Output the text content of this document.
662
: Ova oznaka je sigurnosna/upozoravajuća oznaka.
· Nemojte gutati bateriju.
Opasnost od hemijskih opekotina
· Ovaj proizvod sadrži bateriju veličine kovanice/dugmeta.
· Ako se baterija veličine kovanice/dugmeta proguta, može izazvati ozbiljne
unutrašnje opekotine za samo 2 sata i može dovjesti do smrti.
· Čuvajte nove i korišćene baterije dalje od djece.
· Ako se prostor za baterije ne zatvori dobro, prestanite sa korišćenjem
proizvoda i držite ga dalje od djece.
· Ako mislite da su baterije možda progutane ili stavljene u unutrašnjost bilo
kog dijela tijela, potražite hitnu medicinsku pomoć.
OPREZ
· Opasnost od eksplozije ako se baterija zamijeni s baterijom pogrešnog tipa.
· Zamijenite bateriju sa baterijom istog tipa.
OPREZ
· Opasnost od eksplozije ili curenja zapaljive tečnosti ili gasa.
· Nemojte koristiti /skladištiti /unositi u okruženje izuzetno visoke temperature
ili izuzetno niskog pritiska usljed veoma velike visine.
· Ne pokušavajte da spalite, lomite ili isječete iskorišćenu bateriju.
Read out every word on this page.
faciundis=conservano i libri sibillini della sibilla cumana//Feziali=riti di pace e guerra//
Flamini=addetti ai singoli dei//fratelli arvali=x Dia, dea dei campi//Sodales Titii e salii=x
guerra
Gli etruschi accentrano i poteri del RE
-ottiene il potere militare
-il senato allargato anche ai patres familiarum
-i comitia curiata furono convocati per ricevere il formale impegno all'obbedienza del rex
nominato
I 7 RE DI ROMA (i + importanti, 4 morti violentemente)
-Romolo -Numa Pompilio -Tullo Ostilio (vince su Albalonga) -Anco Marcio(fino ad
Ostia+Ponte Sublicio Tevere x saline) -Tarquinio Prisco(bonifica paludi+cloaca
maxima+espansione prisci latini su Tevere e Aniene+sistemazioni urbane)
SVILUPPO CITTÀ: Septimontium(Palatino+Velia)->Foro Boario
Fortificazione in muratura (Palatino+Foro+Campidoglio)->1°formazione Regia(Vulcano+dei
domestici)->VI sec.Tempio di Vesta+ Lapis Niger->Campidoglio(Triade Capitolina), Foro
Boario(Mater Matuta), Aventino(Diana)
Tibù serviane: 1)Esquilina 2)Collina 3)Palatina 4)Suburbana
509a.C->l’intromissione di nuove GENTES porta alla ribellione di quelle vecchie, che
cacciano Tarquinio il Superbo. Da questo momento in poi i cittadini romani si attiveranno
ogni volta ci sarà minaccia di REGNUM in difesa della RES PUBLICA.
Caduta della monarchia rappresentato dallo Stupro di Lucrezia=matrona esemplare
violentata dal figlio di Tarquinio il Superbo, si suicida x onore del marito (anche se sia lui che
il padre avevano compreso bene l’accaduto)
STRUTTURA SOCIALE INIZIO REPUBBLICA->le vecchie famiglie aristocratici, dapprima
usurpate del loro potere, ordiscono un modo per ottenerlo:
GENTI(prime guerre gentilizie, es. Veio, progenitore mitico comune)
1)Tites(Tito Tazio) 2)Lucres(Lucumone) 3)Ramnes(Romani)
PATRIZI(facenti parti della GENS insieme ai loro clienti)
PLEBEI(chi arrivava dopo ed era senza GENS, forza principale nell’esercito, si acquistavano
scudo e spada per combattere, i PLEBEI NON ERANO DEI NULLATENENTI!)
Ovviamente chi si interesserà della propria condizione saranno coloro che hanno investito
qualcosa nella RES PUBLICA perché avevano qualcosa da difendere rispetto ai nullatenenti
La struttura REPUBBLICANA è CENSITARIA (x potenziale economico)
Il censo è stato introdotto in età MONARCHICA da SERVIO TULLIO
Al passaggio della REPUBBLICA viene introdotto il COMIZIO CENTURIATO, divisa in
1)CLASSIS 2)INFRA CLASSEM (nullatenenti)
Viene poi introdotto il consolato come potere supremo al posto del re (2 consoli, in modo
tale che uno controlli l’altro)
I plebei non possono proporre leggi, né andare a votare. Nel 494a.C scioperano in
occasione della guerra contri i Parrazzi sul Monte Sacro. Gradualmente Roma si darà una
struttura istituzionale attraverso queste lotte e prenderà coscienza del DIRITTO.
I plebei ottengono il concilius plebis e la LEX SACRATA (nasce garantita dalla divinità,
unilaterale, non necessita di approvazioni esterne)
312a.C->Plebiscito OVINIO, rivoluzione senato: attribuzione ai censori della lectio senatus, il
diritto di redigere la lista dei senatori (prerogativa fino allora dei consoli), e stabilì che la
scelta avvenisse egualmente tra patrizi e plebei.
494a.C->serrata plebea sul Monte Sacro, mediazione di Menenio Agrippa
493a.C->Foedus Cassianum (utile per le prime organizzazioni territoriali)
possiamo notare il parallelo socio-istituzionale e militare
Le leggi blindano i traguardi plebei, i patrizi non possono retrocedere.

◇ ◇ ◇ ◇

§ **WRITTEN EXERCISE**
Please restate the records in full, word for word.

§ **WRITTEN SOLUTION**
Output the text content of this document.
662
: Ova oznaka je sigurnosna/upozoravajuća oznaka.
· Nemojte gutati bateriju.
Opasnost od hemijskih opekotina
· Ovaj proizvod sadrži bateriju veličine kovanice/dugmeta.
· Ako se baterija veličine kovanice/dugmeta proguta, može izazvati ozbiljne
unutrašnje opekotine za samo 2 sata i može dovjesti do smrti.
· Čuvajte nove i korišćene baterije dalje od djece.
· Ako se prostor za baterije ne zatvori dobro, prestanite sa korišćenjem
proizvoda i držite ga dalje od djece.
· Ako mislite da su baterije možda progutane ili stavljene u unutrašnjost bilo
kog dijela tijela, potražite hitnu medicinsku pomoć.
OPREZ
· Opasnost od eksplozije ako se baterija zamijeni s baterijom pogrešnog tipa.
· Zamijenite bateriju sa baterijom istog tipa.
OPREZ
· Opasnost od eksplozije ili curenja zapaljive tečnosti ili gasa.
· Nemojte koristiti /skladištiti /unositi u okruženje izuzetno visoke temperature
ili izuzetno niskog pritiska usljed veoma velike visine.
· Ne pokušavajte da spalite, lomite ili isječete iskorišćenu bateriju.
Read out every word on this page.
faciundis=conservano i libri sibillini della sibilla cumana//Feziali=riti di pace e guerra//
Flamini=addetti ai singoli dei//fratelli arvali=x Dia, dea dei campi//Sodales Titii e salii=x
guerra
Gli etruschi accentrano i poteri del RE
-ottiene il potere militare
-il senato allargato anche ai patres familiarum
-i comitia curiata furono convocati per ricevere il formale impegno all'obbedienza del rex
nominato
I 7 RE DI ROMA (i + importanti, 4 morti violentemente)
-Romolo -Numa Pompilio -Tullo Ostilio (vince su Albalonga) -Anco Marcio(fino ad
Ostia+Ponte Sublicio Tevere x saline) -Tarquinio Prisco(bonifica paludi+cloaca
maxima+espansione prisci latini su Tevere e Aniene+sistemazioni urbane)
SVILUPPO CITTÀ: Septimontium(Palatino+Velia)->Foro Boario
Fortificazione in muratura (Palatino+Foro+Campidoglio)->1°formazione Regia(Vulcano+dei
domestici)->VI sec.Tempio di Vesta+ Lapis Niger->Campidoglio(Triade Capitolina), Foro
Boario(Mater Matuta), Aventino(Diana)
Tibù serviane: 1)Esquilina 2)Collina 3)Palatina 4)Suburbana
509a.C->l’intromissione di nuove GENTES porta alla ribellione di quelle vecchie, che
cacciano Tarquinio il Superbo. Da questo momento in poi i cittadini romani si attiveranno
ogni volta ci sarà minaccia di REGNUM in difesa della RES PUBLICA.
Caduta della monarchia rappresentato dallo Stupro di Lucrezia=matrona esemplare
violentata dal figlio di Tarquinio il Superbo, si suicida x onore del marito (anche se sia lui che
il padre avevano compreso bene l’accaduto)
STRUTTURA SOCIALE INIZIO REPUBBLICA->le vecchie famiglie aristocratici, dapprima
usurpate del loro potere, ordiscono un modo per ottenerlo:
GENTI(prime guerre gentilizie, es. Veio, progenitore mitico comune)
1)Tites(Tito Tazio) 2)Lucres(Lucumone) 3)Ramnes(Romani)
PATRIZI(facenti parti della GENS insieme ai loro clienti)
PLEBEI(chi arrivava dopo ed era senza GENS, forza principale nell’esercito, si acquistavano
scudo e spada per combattere, i PLEBEI NON ERANO DEI NULLATENENTI!)
Ovviamente chi si interesserà della propria condizione saranno coloro che hanno investito
qualcosa nella RES PUBLICA perché avevano qualcosa da difendere rispetto ai nullatenenti
La struttura REPUBBLICANA è CENSITARIA (x potenziale economico)
Il censo è stato introdotto in età MONARCHICA da SERVIO TULLIO
Al passaggio della REPUBBLICA viene introdotto il COMIZIO CENTURIATO, divisa in
1)CLASSIS 2)INFRA CLASSEM (nullatenenti)
Viene poi introdotto il consolato come potere supremo al posto del re (2 consoli, in modo
tale che uno controlli l’altro)
I plebei non possono proporre leggi, né andare a votare. Nel 494a.C scioperano in
occasione della guerra contri i Parrazzi sul Monte Sacro. Gradualmente Roma si darà una
struttura istituzionale attraverso queste lotte e prenderà coscienza del DIRITTO.
I plebei ottengono il concilius plebis e la LEX SACRATA (nasce garantita dalla divinità,
unilaterale, non necessita di approvazioni esterne)
312a.C->Plebiscito OVINIO, rivoluzione senato: attribuzione ai censori della lectio senatus, il
diritto di redigere la lista dei senatori (prerogativa fino allora dei consoli), e stabilì che la
scelta avvenisse egualmente tra patrizi e plebei.
494a.C->serrata plebea sul Monte Sacro, mediazione di Menenio Agrippa
493a.C->Foedus Cassianum (utile per le prime organizzazioni territoriali)
possiamo notare il parallelo socio-istituzionale e militare
Le leggi blindano i traguardi plebei, i patrizi non possono retrocedere.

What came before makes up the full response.